* Your objective
List all lines of the data containing the word "from".

********************

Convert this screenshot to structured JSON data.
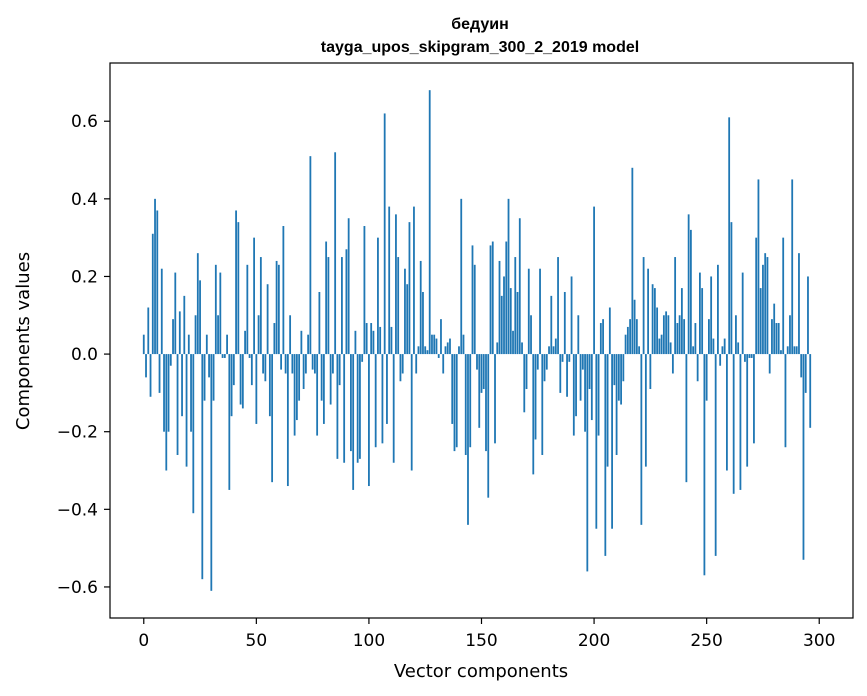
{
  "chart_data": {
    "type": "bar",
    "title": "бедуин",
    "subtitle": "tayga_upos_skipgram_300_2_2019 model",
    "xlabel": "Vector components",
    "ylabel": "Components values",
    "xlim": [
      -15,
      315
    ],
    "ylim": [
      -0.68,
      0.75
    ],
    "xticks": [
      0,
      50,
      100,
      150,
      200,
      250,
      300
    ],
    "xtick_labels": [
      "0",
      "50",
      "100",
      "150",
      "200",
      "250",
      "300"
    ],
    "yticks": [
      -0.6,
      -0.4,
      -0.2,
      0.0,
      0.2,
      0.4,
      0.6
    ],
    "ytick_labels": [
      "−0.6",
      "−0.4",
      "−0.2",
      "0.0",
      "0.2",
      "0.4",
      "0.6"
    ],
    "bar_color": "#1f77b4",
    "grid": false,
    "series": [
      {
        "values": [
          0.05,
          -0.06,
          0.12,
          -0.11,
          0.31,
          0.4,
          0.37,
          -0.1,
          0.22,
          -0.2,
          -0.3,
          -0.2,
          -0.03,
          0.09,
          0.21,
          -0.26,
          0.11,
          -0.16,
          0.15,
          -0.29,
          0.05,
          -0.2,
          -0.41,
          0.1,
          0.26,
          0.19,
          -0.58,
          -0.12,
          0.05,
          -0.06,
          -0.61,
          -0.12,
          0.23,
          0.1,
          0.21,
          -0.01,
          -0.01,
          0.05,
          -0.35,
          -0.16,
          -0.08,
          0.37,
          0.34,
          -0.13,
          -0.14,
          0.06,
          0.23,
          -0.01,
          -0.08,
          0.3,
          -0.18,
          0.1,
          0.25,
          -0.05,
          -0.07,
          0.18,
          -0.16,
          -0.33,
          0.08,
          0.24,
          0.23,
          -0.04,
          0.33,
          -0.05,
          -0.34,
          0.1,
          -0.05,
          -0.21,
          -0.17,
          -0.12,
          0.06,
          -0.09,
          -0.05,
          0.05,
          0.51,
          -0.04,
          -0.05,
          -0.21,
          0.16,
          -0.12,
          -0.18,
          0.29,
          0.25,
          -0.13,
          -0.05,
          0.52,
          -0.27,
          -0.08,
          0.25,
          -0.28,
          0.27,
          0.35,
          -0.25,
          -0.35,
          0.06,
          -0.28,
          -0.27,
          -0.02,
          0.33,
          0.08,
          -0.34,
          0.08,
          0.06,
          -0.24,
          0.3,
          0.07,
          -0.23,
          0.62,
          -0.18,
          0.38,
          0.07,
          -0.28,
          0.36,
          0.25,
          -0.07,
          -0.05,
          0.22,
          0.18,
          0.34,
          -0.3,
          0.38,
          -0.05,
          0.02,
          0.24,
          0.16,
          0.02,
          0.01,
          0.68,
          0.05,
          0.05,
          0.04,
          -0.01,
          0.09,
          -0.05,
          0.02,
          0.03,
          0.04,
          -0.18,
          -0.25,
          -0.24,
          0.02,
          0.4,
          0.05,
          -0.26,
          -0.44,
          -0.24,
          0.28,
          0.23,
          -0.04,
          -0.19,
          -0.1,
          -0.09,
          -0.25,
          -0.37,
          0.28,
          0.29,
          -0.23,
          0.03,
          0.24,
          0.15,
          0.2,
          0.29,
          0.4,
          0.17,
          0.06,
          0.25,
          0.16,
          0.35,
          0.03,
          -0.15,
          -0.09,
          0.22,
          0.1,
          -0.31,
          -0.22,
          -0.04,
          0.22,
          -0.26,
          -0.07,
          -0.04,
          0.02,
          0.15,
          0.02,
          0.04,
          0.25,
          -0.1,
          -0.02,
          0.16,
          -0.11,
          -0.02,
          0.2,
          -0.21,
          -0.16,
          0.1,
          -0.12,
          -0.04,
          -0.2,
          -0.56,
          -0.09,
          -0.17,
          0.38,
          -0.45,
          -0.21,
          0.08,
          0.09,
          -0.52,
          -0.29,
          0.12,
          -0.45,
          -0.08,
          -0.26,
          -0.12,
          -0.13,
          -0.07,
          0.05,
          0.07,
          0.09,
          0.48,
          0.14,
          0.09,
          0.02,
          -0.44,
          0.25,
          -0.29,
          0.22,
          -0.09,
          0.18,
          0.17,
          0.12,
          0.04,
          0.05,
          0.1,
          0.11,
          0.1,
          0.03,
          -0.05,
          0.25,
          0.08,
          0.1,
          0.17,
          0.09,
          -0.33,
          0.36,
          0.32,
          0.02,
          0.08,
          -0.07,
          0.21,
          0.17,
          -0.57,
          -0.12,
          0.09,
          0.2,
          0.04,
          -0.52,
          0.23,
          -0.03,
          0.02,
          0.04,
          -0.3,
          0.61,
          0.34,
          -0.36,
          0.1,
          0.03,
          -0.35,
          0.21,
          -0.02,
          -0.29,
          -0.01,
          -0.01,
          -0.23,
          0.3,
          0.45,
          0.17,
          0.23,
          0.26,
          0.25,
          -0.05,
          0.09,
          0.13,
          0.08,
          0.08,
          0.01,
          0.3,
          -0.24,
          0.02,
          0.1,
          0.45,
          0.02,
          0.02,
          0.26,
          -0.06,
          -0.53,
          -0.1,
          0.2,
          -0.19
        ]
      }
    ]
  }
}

********************

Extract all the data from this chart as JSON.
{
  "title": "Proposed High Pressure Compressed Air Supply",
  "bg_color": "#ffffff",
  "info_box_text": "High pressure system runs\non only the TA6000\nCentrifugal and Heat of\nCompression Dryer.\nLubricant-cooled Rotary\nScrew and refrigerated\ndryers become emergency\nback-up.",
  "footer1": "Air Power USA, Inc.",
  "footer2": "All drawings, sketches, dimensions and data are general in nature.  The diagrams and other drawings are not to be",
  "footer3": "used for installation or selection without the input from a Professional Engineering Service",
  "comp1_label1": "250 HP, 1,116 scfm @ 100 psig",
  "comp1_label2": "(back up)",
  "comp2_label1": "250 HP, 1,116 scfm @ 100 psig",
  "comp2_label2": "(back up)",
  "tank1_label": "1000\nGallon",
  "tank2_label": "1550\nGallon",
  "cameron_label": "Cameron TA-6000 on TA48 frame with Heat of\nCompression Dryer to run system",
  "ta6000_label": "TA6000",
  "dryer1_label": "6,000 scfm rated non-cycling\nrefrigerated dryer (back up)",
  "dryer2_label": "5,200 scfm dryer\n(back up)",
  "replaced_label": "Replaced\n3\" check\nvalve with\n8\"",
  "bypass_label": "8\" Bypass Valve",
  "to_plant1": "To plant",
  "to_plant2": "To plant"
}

********************

* Answer for the task
Extract all the data from this chart as JSON.
  "footer3": "used for installation or selection without the input from a Professional Engineering Service",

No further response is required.